■ OBJECTIVE: Reproduce the listing below line for line, without altering a single character.

BEGIN INFORMATION SHOWN

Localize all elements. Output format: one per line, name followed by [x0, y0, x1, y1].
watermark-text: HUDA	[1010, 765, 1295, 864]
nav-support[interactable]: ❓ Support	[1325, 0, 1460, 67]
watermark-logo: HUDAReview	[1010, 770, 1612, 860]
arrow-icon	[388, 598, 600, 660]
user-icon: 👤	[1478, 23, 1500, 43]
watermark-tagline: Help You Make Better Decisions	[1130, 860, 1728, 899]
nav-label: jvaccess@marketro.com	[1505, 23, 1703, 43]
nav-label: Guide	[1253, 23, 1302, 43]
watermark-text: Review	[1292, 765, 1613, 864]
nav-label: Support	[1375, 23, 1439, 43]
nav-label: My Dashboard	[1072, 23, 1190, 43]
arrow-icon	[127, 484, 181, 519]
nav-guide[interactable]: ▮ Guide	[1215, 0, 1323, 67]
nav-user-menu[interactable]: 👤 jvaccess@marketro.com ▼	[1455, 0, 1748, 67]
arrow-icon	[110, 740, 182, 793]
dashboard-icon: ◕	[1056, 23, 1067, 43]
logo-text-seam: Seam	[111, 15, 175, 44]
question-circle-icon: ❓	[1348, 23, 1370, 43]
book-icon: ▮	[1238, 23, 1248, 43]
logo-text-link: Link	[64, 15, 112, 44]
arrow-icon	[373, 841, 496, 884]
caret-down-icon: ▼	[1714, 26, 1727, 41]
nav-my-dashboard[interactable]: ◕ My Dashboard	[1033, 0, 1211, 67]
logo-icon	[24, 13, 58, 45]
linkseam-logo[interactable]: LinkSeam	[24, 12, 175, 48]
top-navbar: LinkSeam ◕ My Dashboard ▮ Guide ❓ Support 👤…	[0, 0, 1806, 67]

END INFORMATION SHOWN

■ CORRECT RESPONSE:
Localize all elements. Output format: one per line, name followed by [x0, y0, x1, y1].
watermark-text: HUDA	[1010, 765, 1295, 864]
nav-support[interactable]: ❓ Support	[1325, 0, 1460, 67]
watermark-logo: HUDAReview	[1010, 770, 1612, 860]
arrow-icon	[388, 598, 600, 660]
user-icon: 👤	[1478, 23, 1500, 43]
watermark-tagline: Help You Make Better Decisions	[1130, 860, 1728, 899]
nav-label: jvaccess@marketro.com	[1505, 23, 1703, 43]
nav-label: Guide	[1253, 23, 1302, 43]
watermark-text: Review	[1292, 765, 1613, 864]
nav-label: Support	[1375, 23, 1439, 43]
nav-label: My Dashboard	[1072, 23, 1190, 43]
arrow-icon	[127, 484, 181, 519]
nav-guide[interactable]: ▮ Guide	[1215, 0, 1323, 67]
nav-user-menu[interactable]: 👤 jvaccess@marketro.com ▼	[1455, 0, 1748, 67]
arrow-icon	[110, 740, 182, 793]
dashboard-icon: ◕	[1056, 23, 1067, 43]
logo-text-seam: Seam	[111, 15, 175, 44]
question-circle-icon: ❓	[1348, 23, 1370, 43]
book-icon: ▮	[1238, 23, 1248, 43]
logo-text-link: Link	[64, 15, 112, 44]
arrow-icon	[373, 841, 496, 884]
caret-down-icon: ▼	[1714, 26, 1727, 41]
nav-my-dashboard[interactable]: ◕ My Dashboard	[1033, 0, 1211, 67]
logo-icon	[24, 13, 58, 45]
linkseam-logo[interactable]: LinkSeam	[24, 12, 175, 48]
top-navbar: LinkSeam ◕ My Dashboard ▮ Guide ❓ Support 👤…	[0, 0, 1806, 67]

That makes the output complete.